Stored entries
+-------+

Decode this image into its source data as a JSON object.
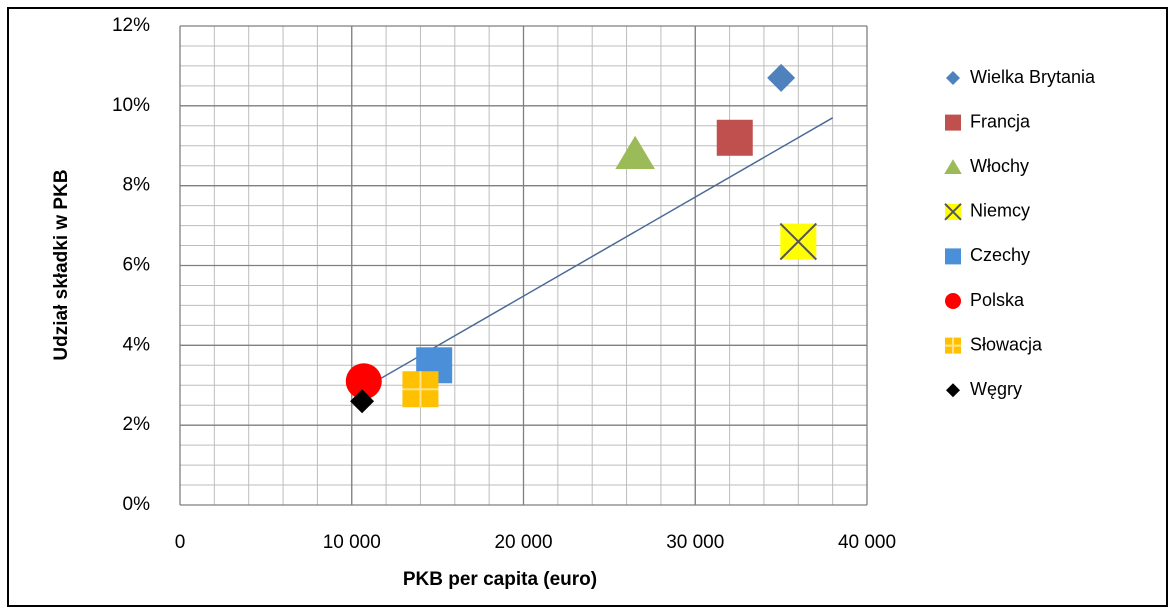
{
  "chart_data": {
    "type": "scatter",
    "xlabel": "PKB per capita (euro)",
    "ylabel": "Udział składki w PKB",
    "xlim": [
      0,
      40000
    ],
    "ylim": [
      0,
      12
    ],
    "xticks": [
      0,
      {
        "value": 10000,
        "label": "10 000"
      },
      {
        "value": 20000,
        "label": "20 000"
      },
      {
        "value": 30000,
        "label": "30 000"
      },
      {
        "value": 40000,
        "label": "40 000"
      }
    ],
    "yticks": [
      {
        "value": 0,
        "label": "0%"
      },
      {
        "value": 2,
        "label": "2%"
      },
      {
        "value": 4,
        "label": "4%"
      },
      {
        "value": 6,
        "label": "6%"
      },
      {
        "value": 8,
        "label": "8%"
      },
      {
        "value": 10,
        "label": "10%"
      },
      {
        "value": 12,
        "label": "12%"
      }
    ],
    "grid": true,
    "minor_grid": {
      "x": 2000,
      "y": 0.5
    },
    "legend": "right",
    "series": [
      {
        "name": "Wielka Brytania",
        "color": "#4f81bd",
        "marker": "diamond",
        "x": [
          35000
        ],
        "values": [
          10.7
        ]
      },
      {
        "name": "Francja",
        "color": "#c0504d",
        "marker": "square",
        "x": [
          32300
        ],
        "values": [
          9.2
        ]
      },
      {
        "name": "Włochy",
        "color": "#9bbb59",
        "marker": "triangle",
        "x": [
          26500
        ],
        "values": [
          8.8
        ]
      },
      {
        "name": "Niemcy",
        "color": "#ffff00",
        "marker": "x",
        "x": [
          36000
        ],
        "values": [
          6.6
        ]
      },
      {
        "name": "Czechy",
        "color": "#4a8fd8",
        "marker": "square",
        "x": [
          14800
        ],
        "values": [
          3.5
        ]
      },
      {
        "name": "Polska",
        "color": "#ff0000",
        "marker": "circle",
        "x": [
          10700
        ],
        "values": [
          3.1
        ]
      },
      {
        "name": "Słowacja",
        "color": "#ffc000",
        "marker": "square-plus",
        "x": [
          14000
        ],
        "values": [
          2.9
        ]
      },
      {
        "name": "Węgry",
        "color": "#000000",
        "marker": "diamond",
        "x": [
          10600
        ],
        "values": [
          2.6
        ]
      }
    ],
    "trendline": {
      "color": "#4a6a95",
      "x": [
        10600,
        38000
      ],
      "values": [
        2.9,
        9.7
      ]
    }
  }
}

+-------+

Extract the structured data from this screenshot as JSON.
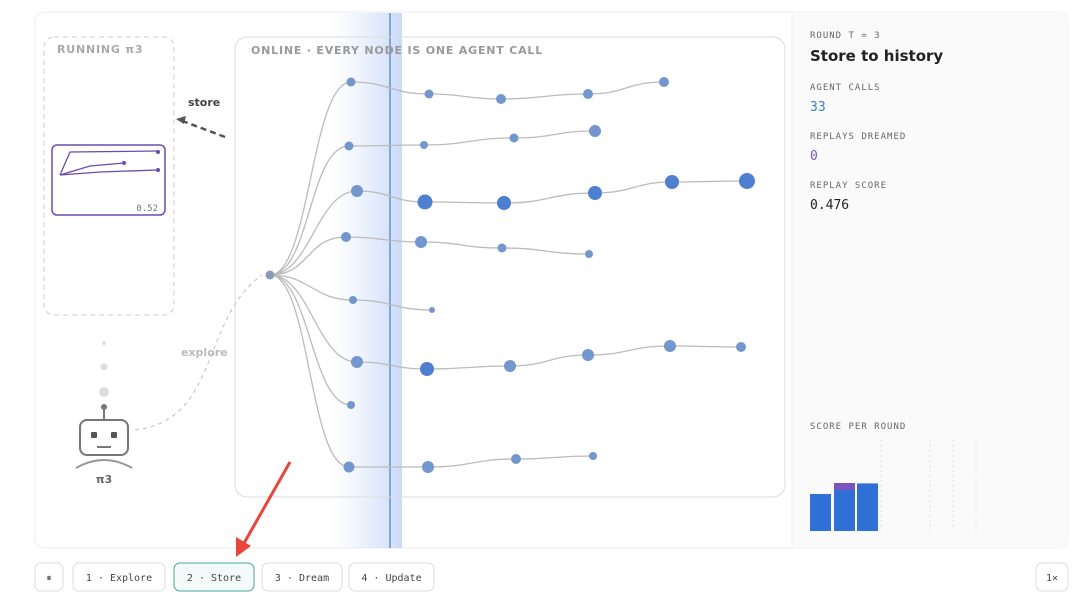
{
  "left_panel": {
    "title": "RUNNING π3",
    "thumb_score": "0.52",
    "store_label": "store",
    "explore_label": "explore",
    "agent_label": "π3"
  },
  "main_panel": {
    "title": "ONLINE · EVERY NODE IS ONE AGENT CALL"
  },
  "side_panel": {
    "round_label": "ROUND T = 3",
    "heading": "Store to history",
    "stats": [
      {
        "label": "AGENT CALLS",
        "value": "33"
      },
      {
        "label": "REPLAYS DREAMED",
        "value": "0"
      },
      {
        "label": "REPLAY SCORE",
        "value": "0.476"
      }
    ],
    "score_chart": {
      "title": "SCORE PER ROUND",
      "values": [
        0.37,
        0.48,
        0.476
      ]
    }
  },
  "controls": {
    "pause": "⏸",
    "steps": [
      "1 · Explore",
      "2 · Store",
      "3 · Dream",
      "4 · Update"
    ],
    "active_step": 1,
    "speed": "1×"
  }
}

+-------+

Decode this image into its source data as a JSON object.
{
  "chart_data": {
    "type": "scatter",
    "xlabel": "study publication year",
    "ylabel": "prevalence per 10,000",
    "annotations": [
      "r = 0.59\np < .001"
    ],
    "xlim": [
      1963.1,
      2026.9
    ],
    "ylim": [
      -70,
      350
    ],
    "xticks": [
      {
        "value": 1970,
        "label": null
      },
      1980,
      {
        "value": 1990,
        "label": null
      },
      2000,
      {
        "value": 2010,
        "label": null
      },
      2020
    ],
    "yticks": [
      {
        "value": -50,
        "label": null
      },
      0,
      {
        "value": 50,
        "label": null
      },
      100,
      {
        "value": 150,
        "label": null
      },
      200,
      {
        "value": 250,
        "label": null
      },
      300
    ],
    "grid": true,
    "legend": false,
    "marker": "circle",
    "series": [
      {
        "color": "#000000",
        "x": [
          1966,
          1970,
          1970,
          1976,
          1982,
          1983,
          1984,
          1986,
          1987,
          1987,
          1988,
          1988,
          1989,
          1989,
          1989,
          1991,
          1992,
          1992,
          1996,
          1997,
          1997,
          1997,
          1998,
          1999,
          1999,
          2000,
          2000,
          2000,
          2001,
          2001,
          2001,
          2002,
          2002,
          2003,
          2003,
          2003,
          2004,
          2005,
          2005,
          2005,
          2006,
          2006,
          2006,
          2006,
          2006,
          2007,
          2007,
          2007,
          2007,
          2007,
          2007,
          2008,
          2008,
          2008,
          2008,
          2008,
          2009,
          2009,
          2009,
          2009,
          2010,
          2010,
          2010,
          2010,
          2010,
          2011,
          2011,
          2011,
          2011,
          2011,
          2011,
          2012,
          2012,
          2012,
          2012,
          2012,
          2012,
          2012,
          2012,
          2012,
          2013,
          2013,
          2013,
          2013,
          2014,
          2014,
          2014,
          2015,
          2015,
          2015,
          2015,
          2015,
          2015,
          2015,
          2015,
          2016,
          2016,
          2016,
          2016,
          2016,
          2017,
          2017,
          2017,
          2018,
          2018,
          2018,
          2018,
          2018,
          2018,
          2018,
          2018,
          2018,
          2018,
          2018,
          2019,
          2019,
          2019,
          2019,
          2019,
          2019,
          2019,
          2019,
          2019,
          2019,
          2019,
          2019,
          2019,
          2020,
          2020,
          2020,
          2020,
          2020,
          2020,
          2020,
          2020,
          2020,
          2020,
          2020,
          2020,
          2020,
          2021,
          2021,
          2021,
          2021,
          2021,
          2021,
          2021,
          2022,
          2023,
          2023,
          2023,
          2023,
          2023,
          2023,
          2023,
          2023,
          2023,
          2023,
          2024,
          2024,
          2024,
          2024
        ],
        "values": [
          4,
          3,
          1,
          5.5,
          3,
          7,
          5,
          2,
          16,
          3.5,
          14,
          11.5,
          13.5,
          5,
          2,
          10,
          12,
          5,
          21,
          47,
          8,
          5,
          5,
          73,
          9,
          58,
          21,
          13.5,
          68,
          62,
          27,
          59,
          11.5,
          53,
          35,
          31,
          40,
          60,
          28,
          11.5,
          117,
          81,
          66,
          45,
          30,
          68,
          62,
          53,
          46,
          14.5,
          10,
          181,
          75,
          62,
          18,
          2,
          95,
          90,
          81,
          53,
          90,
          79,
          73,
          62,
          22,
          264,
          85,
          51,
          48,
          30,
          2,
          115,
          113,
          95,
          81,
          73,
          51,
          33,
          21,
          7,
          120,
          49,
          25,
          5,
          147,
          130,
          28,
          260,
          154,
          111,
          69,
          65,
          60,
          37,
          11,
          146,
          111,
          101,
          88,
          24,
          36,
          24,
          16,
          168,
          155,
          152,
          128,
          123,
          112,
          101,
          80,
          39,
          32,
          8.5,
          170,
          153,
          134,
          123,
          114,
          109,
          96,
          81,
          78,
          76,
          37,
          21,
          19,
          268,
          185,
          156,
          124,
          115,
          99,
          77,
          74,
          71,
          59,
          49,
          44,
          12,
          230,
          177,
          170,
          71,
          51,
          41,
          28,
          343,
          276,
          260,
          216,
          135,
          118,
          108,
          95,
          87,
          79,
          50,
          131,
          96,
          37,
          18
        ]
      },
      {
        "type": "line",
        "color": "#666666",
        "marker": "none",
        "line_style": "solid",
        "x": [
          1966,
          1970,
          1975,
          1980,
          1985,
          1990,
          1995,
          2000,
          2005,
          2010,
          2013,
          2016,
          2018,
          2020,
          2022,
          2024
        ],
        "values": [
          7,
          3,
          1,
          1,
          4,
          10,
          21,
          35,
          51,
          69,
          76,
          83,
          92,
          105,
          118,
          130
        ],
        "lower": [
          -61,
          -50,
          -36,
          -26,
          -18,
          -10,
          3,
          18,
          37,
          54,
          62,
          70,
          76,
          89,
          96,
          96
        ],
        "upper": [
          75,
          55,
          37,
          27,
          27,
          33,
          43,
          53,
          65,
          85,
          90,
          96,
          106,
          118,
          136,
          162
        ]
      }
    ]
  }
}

+-------+

→ **PROBLEM DESCRIPTION**:
Check each line of the data above for the string "ylabel" and report only how many lines have it.

→ **RESULT OF THE EXERCISE**:
2